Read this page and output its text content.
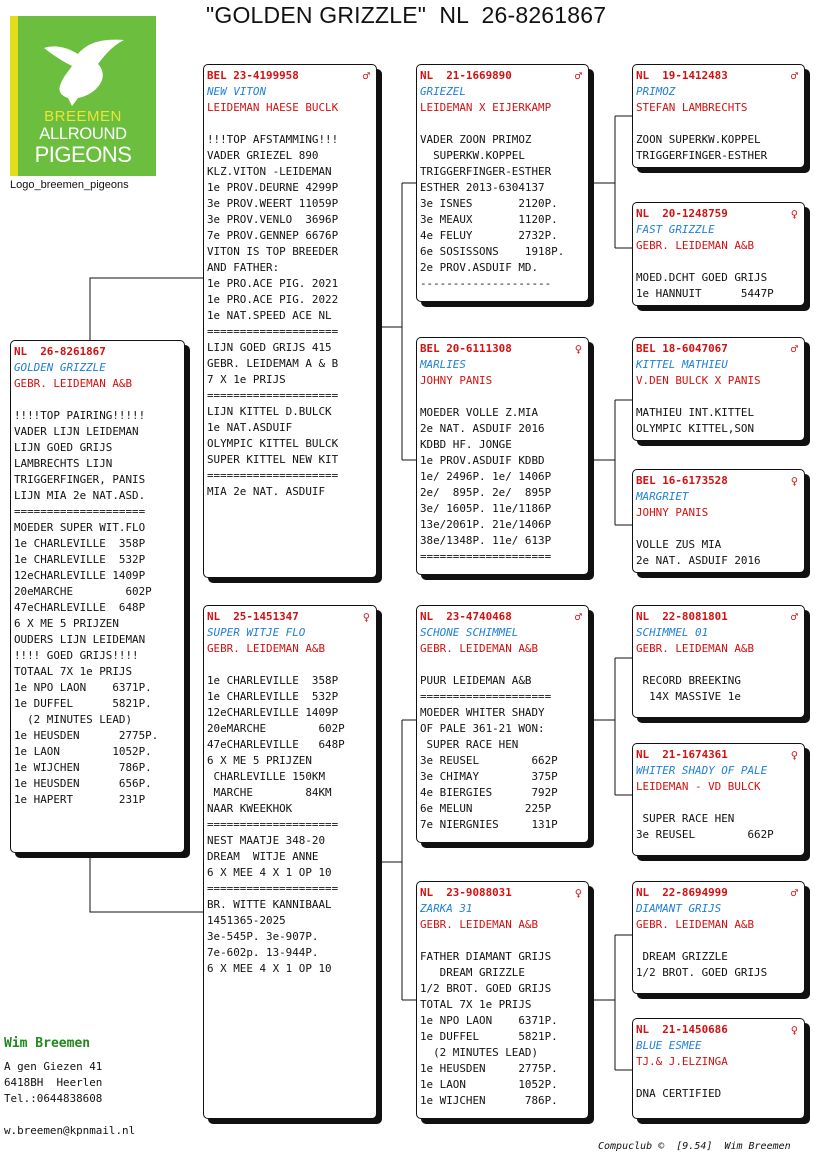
"GOLDEN GRIZZLE"  NL  26-8261867
BREEMEN
ALLROUND
PIGEONS
Logo_breemen_pigeons
NL  26-8261867
GOLDEN GRIZZLE
GEBR. LEIDEMAN A&B
!!!!TOP PAIRING!!!!!
VADER LIJN LEIDEMAN
LIJN GOED GRIJS
LAMBRECHTS LIJN
TRIGGERFINGER, PANIS
LIJN MIA 2e NAT.ASD.
====================
MOEDER SUPER WIT.FLO
1e CHARLEVILLE  358P
1e CHARLEVILLE  532P
12eCHARLEVILLE 1409P
20eMARCHE        602P
47eCHARLEVILLE  648P
6 X ME 5 PRIJZEN
OUDERS LIJN LEIDEMAN
!!!! GOED GRIJS!!!!
TOTAAL 7X 1e PRIJS
1e NPO LAON    6371P.
1e DUFFEL      5821P.
(2 MINUTES LEAD)
1e HEUSDEN      2775P.
1e LAON        1052P.
1e WIJCHEN      786P.
1e HEUSDEN      656P.
1e HAPERT       231P
BEL 23-4199958	♂
NEW VITON
LEIDEMAN HAESE BUCLK
!!!TOP AFSTAMMING!!!
VADER GRIEZEL 890
KLZ.VITON -LEIDEMAN
1e PROV.DEURNE 4299P
3e PROV.WEERT 11059P
3e PROV.VENLO  3696P
7e PROV.GENNEP 6676P
VITON IS TOP BREEDER
AND FATHER:
1e PRO.ACE PIG. 2021
1e PRO.ACE PIG. 2022
1e NAT.SPEED ACE NL
====================
LIJN GOED GRIJS 415
GEBR. LEIDEMAM A & B
7 X 1e PRIJS
====================
LIJN KITTEL D.BULCK
1e NAT.ASDUIF
OLYMPIC KITTEL BULCK
SUPER KITTEL NEW KIT
====================
MIA 2e NAT. ASDUIF
NL  25-1451347	♀
SUPER WITJE FLO
GEBR. LEIDEMAN A&B
1e CHARLEVILLE  358P
1e CHARLEVILLE  532P
12eCHARLEVILLE 1409P
20eMARCHE        602P
47eCHARLEVILLE   648P
6 X ME 5 PRIJZEN
CHARLEVILLE 150KM
MARCHE        84KM
NAAR KWEEKHOK
====================
NEST MAATJE 348-20
DREAM  WITJE ANNE
6 X MEE 4 X 1 OP 10
====================
BR. WITTE KANNIBAAL
1451365-2025
3e-545P. 3e-907P.
7e-602p. 13-944P.
6 X MEE 4 X 1 OP 10
NL  21-1669890	♂
GRIEZEL
LEIDEMAN X EIJERKAMP
VADER ZOON PRIMOZ
SUPERKW.KOPPEL
TRIGGERFINGER-ESTHER
ESTHER 2013-6304137
3e ISNES       2120P.
3e MEAUX       1120P.
4e FELUY       2732P.
6e SOSISSONS    1918P.
2e PROV.ASDUIF MD.
--------------------
BEL 20-6111308	♀
MARLIES
JOHNY PANIS
MOEDER VOLLE Z.MIA
2e NAT. ASDUIF 2016
KDBD HF. JONGE
1e PROV.ASDUIF KDBD
1e/ 2496P. 1e/ 1406P
2e/  895P. 2e/  895P
3e/ 1605P. 11e/1186P
13e/2061P. 21e/1406P
38e/1348P. 11e/ 613P
====================
NL  23-4740468	♂
SCHONE SCHIMMEL
GEBR. LEIDEMAN A&B
PUUR LEIDEMAN A&B
====================
MOEDER WHITER SHADY
OF PALE 361-21 WON:
SUPER RACE HEN
3e REUSEL        662P
3e CHIMAY        375P
4e BIERGIES      792P
6e MELUN        225P
7e NIERGNIES     131P
NL  23-9088031	♀
ZARKA 31
GEBR. LEIDEMAN A&B
FATHER DIAMANT GRIJS
DREAM GRIZZLE
1/2 BROT. GOED GRIJS
TOTAL 7X 1e PRIJS
1e NPO LAON    6371P.
1e DUFFEL      5821P.
(2 MINUTES LEAD)
1e HEUSDEN     2775P.
1e LAON        1052P.
1e WIJCHEN      786P.
NL  19-1412483	♂
PRIMOZ
STEFAN LAMBRECHTS
ZOON SUPERKW.KOPPEL
TRIGGERFINGER-ESTHER
NL  20-1248759	♀
FAST GRIZZLE
GEBR. LEIDEMAN A&B
MOED.DCHT GOED GRIJS
1e HANNUIT      5447P
BEL 18-6047067	♂
KITTEL MATHIEU
V.DEN BULCK X PANIS
MATHIEU INT.KITTEL
OLYMPIC KITTEL,SON
BEL 16-6173528	♀
MARGRIET
JOHNY PANIS
VOLLE ZUS MIA
2e NAT. ASDUIF 2016
NL  22-8081801	♂
SCHIMMEL 01
GEBR. LEIDEMAN A&B
RECORD BREEKING
14X MASSIVE 1e
NL  21-1674361	♀
WHITER SHADY OF PALE
LEIDEMAN - VD BULCK
SUPER RACE HEN
3e REUSEL        662P
NL  22-8694999	♂
DIAMANT GRIJS
GEBR. LEIDEMAN A&B
DREAM GRIZZLE
1/2 BROT. GOED GRIJS
NL  21-1450686	♀
BLUE ESMEE
TJ.& J.ELZINGA
DNA CERTIFIED
Wim Breemen
A gen Giezen 41
6418BH  Heerlen
Tel.:0644838608
w.breemen@kpnmail.nl
Compuclub ©  [9.54]  Wim Breemen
_____
WHAT IS ASKED: Locate each line containing the string "OLYMPIC" and show it.

ANSWER BELOW:
OLYMPIC KITTEL BULCK
OLYMPIC KITTEL,SON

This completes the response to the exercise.